EXERCISE REQUIREMENTS: From the entries below, pull out each line where "Labs" appears.

[Records excerpted from a collection]
— START —

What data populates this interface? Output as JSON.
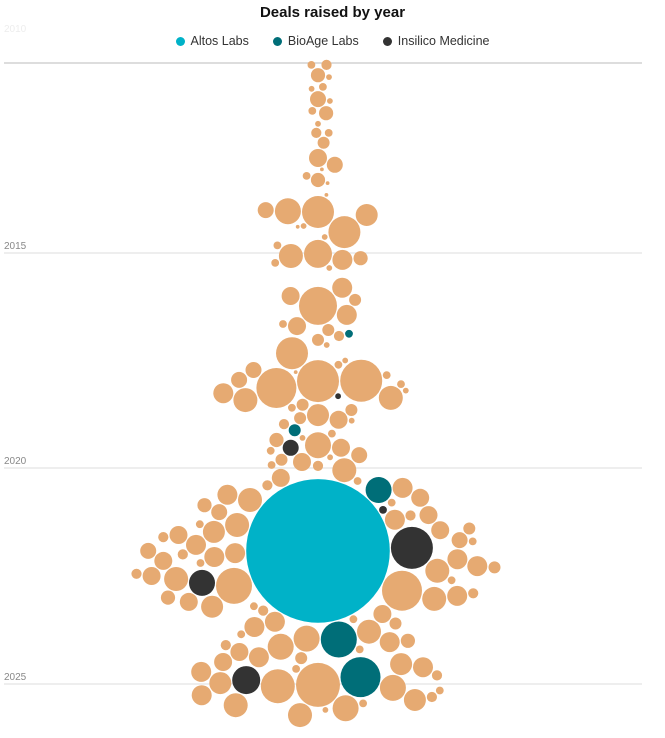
{
  "chart_data": {
    "type": "scatter",
    "subtype": "beeswarm bubble",
    "title": "Deals raised by year",
    "xlabel": "",
    "ylabel": "",
    "y_ticks": [
      "2010",
      "2015",
      "2020",
      "2025"
    ],
    "ylim": [
      2010,
      2026
    ],
    "size_unit": "deal amount (estimated, $M)",
    "grid": true,
    "legend_placement": "top-center",
    "legend": [
      {
        "label": "Altos Labs",
        "color": "#00B2C8"
      },
      {
        "label": "BioAge Labs",
        "color": "#006E78"
      },
      {
        "label": "Insilico Medicine",
        "color": "#333333"
      }
    ],
    "other_color": "#E6AA72",
    "company_index_note": "0=other, 1=Altos Labs, 2=BioAge Labs, 3=Insilico Medicine",
    "deals": [
      [
        2010.05,
        15,
        0
      ],
      [
        2010.05,
        9,
        0
      ],
      [
        2010.32,
        29,
        0
      ],
      [
        2010.37,
        5,
        0
      ],
      [
        2010.63,
        9,
        0
      ],
      [
        2010.68,
        5,
        0
      ],
      [
        2010.95,
        37,
        0
      ],
      [
        2011.0,
        5,
        0
      ],
      [
        2011.26,
        9,
        0
      ],
      [
        2011.32,
        29,
        0
      ],
      [
        2011.6,
        5,
        0
      ],
      [
        2011.84,
        9,
        0
      ],
      [
        2011.84,
        15,
        0
      ],
      [
        2012.1,
        21,
        0
      ],
      [
        2012.5,
        47,
        0
      ],
      [
        2012.68,
        37,
        0
      ],
      [
        2012.8,
        2,
        0
      ],
      [
        2012.97,
        9,
        0
      ],
      [
        2013.08,
        29,
        0
      ],
      [
        2013.16,
        2,
        0
      ],
      [
        2013.47,
        2,
        0
      ],
      [
        2013.9,
        98,
        0
      ],
      [
        2013.92,
        149,
        0
      ],
      [
        2014.0,
        70,
        0
      ],
      [
        2013.87,
        37,
        0
      ],
      [
        2014.29,
        5,
        0
      ],
      [
        2014.31,
        2,
        0
      ],
      [
        2014.45,
        149,
        0
      ],
      [
        2014.58,
        5,
        0
      ],
      [
        2014.8,
        9,
        0
      ],
      [
        2015.02,
        114,
        0
      ],
      [
        2015.07,
        84,
        0
      ],
      [
        2015.12,
        29,
        0
      ],
      [
        2015.16,
        58,
        0
      ],
      [
        2015.23,
        9,
        0
      ],
      [
        2015.35,
        5,
        0
      ],
      [
        2015.81,
        58,
        0
      ],
      [
        2016.0,
        47,
        0
      ],
      [
        2016.09,
        21,
        0
      ],
      [
        2016.23,
        210,
        0
      ],
      [
        2016.44,
        58,
        0
      ],
      [
        2016.7,
        47,
        0
      ],
      [
        2016.65,
        9,
        0
      ],
      [
        2016.79,
        21,
        0
      ],
      [
        2017.02,
        21,
        0
      ],
      [
        2017.14,
        5,
        0
      ],
      [
        2016.88,
        9,
        2
      ],
      [
        2016.93,
        15,
        0
      ],
      [
        2017.33,
        149,
        0
      ],
      [
        2017.72,
        37,
        0
      ],
      [
        2017.77,
        2,
        0
      ],
      [
        2017.84,
        9,
        0
      ],
      [
        2017.95,
        37,
        0
      ],
      [
        2017.98,
        257,
        0
      ],
      [
        2017.97,
        257,
        0
      ],
      [
        2018.05,
        9,
        0
      ],
      [
        2018.14,
        233,
        0
      ],
      [
        2018.26,
        58,
        0
      ],
      [
        2018.37,
        84,
        0
      ],
      [
        2018.42,
        84,
        0
      ],
      [
        2018.33,
        5,
        3
      ],
      [
        2018.53,
        21,
        0
      ],
      [
        2018.65,
        21,
        0
      ],
      [
        2018.77,
        70,
        0
      ],
      [
        2018.84,
        21,
        0
      ],
      [
        2018.88,
        47,
        0
      ],
      [
        2018.98,
        15,
        0
      ],
      [
        2019.12,
        21,
        2
      ],
      [
        2019.35,
        29,
        0
      ],
      [
        2019.47,
        98,
        0
      ],
      [
        2019.53,
        47,
        0
      ],
      [
        2019.53,
        37,
        3
      ],
      [
        2019.7,
        37,
        0
      ],
      [
        2019.81,
        21,
        0
      ],
      [
        2019.86,
        47,
        0
      ],
      [
        2019.93,
        9,
        0
      ],
      [
        2017.5,
        5,
        0
      ],
      [
        2017.6,
        9,
        0
      ],
      [
        2018.2,
        5,
        0
      ],
      [
        2018.6,
        9,
        0
      ],
      [
        2018.9,
        5,
        0
      ],
      [
        2019.2,
        9,
        0
      ],
      [
        2019.3,
        5,
        0
      ],
      [
        2019.6,
        9,
        0
      ],
      [
        2019.75,
        5,
        0
      ],
      [
        2019.95,
        15,
        0
      ],
      [
        2020.05,
        84,
        0
      ],
      [
        2020.23,
        47,
        0
      ],
      [
        2020.46,
        58,
        0
      ],
      [
        2020.51,
        98,
        2
      ],
      [
        2020.62,
        58,
        0
      ],
      [
        2020.69,
        47,
        0
      ],
      [
        2020.74,
        84,
        0
      ],
      [
        2020.86,
        29,
        0
      ],
      [
        2020.97,
        9,
        3
      ],
      [
        2021.02,
        37,
        0
      ],
      [
        2021.09,
        47,
        0
      ],
      [
        2021.2,
        58,
        0
      ],
      [
        2021.32,
        84,
        0
      ],
      [
        2021.44,
        47,
        0
      ],
      [
        2021.48,
        70,
        0
      ],
      [
        2021.55,
        47,
        0
      ],
      [
        2021.67,
        37,
        0
      ],
      [
        2021.78,
        58,
        0
      ],
      [
        2021.85,
        257,
        3
      ],
      [
        2021.92,
        3000,
        1
      ],
      [
        2021.92,
        37,
        0
      ],
      [
        2021.97,
        58,
        0
      ],
      [
        2022.06,
        58,
        0
      ],
      [
        2022.11,
        58,
        0
      ],
      [
        2022.15,
        47,
        0
      ],
      [
        2022.27,
        58,
        0
      ],
      [
        2022.38,
        84,
        0
      ],
      [
        2022.5,
        47,
        0
      ],
      [
        2022.57,
        84,
        0
      ],
      [
        2022.66,
        98,
        3
      ],
      [
        2022.73,
        189,
        0
      ],
      [
        2022.84,
        233,
        0
      ],
      [
        2022.96,
        58,
        0
      ],
      [
        2023.03,
        84,
        0
      ],
      [
        2023.1,
        47,
        0
      ],
      [
        2023.21,
        70,
        0
      ],
      [
        2023.38,
        47,
        0
      ],
      [
        2023.56,
        58,
        0
      ],
      [
        2023.68,
        58,
        0
      ],
      [
        2023.79,
        84,
        0
      ],
      [
        2023.95,
        98,
        0
      ],
      [
        2023.97,
        189,
        2
      ],
      [
        2024.03,
        58,
        0
      ],
      [
        2024.14,
        98,
        0
      ],
      [
        2024.26,
        47,
        0
      ],
      [
        2024.38,
        58,
        0
      ],
      [
        2024.49,
        47,
        0
      ],
      [
        2024.54,
        70,
        0
      ],
      [
        2024.61,
        58,
        0
      ],
      [
        2024.72,
        58,
        0
      ],
      [
        2024.84,
        233,
        2
      ],
      [
        2024.91,
        114,
        3
      ],
      [
        2024.98,
        70,
        0
      ],
      [
        2025.02,
        282,
        0
      ],
      [
        2025.05,
        168,
        0
      ],
      [
        2025.09,
        98,
        0
      ],
      [
        2025.26,
        58,
        0
      ],
      [
        2025.37,
        70,
        0
      ],
      [
        2025.49,
        84,
        0
      ],
      [
        2025.56,
        98,
        0
      ],
      [
        2025.72,
        84,
        0
      ],
      [
        2020.3,
        9,
        0
      ],
      [
        2020.4,
        15,
        0
      ],
      [
        2020.8,
        9,
        0
      ],
      [
        2021.1,
        15,
        0
      ],
      [
        2021.3,
        9,
        0
      ],
      [
        2021.6,
        15,
        0
      ],
      [
        2021.7,
        9,
        0
      ],
      [
        2022.0,
        15,
        0
      ],
      [
        2022.2,
        9,
        0
      ],
      [
        2022.45,
        15,
        0
      ],
      [
        2022.6,
        9,
        0
      ],
      [
        2022.9,
        15,
        0
      ],
      [
        2023.2,
        9,
        0
      ],
      [
        2023.3,
        15,
        0
      ],
      [
        2023.5,
        9,
        0
      ],
      [
        2023.6,
        21,
        0
      ],
      [
        2023.85,
        9,
        0
      ],
      [
        2024.1,
        15,
        0
      ],
      [
        2024.2,
        9,
        0
      ],
      [
        2024.4,
        21,
        0
      ],
      [
        2024.65,
        9,
        0
      ],
      [
        2024.8,
        15,
        0
      ],
      [
        2025.15,
        9,
        0
      ],
      [
        2025.3,
        15,
        0
      ],
      [
        2025.45,
        9,
        0
      ],
      [
        2025.6,
        5,
        0
      ],
      [
        2021.4,
        21,
        0
      ],
      [
        2022.3,
        21,
        0
      ],
      [
        2023.0,
        29,
        0
      ],
      [
        2024.0,
        29,
        0
      ]
    ]
  }
}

— END —

WRITTEN SOLUTION:
        "label": "Altos Labs",
        "label": "BioAge Labs",
    "company_index_note": "0=other, 1=Altos Labs, 2=BioAge Labs, 3=Insilico Medicine",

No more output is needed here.